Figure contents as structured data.
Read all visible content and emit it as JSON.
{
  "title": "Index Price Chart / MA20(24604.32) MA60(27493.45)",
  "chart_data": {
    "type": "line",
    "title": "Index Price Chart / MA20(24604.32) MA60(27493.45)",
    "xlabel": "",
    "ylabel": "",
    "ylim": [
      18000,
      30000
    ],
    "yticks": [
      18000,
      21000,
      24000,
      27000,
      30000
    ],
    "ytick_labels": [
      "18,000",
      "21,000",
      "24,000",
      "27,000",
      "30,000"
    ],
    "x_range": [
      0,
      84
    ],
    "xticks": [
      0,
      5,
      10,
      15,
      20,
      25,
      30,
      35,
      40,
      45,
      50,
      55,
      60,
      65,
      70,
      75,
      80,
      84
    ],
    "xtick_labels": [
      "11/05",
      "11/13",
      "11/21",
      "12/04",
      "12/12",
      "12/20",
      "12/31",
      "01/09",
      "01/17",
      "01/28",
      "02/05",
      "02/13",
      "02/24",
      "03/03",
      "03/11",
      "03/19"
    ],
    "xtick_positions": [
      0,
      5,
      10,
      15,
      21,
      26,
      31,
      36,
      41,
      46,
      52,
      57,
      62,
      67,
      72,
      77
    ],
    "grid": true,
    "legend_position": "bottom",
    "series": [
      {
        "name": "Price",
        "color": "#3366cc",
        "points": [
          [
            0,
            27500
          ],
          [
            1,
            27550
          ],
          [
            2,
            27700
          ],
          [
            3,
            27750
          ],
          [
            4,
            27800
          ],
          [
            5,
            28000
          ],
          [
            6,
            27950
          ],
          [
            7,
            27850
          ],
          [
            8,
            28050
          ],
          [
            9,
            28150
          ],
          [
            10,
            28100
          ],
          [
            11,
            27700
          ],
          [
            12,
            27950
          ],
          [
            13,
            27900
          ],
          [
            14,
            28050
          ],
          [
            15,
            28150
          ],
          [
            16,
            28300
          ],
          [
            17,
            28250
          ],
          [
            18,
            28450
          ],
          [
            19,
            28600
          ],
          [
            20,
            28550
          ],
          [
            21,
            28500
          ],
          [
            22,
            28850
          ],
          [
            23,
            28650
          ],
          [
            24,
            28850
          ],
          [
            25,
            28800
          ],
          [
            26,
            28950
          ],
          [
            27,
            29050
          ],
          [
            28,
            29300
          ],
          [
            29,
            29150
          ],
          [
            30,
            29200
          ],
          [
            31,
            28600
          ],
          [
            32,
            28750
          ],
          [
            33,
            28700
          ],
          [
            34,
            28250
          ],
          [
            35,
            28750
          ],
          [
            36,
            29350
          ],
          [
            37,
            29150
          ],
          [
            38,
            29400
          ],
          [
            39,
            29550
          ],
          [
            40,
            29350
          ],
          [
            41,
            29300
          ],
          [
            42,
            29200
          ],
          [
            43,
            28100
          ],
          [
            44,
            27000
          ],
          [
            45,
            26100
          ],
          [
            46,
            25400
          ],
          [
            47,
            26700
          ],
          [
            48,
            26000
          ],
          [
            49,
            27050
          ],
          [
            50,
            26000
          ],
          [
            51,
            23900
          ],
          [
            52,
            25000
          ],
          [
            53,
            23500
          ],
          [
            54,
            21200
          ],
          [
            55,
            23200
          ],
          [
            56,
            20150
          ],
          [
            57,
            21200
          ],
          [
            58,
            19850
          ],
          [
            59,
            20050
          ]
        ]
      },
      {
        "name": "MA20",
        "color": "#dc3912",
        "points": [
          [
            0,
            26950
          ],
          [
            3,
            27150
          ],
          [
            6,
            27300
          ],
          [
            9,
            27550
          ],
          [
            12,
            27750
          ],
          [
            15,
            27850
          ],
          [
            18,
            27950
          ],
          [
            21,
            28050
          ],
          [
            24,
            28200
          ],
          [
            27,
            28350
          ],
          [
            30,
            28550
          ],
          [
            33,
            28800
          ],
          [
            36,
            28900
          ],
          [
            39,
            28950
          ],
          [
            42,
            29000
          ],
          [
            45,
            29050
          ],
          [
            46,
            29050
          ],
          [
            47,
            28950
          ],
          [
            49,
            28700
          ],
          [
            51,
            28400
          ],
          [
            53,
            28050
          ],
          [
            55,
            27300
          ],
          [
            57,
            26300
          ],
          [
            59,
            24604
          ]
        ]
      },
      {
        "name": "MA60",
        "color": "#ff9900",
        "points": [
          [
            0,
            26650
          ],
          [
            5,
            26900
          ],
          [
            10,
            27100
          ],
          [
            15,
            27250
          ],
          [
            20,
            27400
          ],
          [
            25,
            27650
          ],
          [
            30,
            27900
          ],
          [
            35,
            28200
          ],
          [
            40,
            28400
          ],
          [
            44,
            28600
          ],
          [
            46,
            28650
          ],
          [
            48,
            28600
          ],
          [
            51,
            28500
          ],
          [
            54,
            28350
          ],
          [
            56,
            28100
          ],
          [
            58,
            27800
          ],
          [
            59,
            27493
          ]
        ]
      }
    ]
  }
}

Stated goal. Pick out each line containing "color" and report it.

The result.
        "color": "#3366cc",
        "color": "#dc3912",
        "color": "#ff9900",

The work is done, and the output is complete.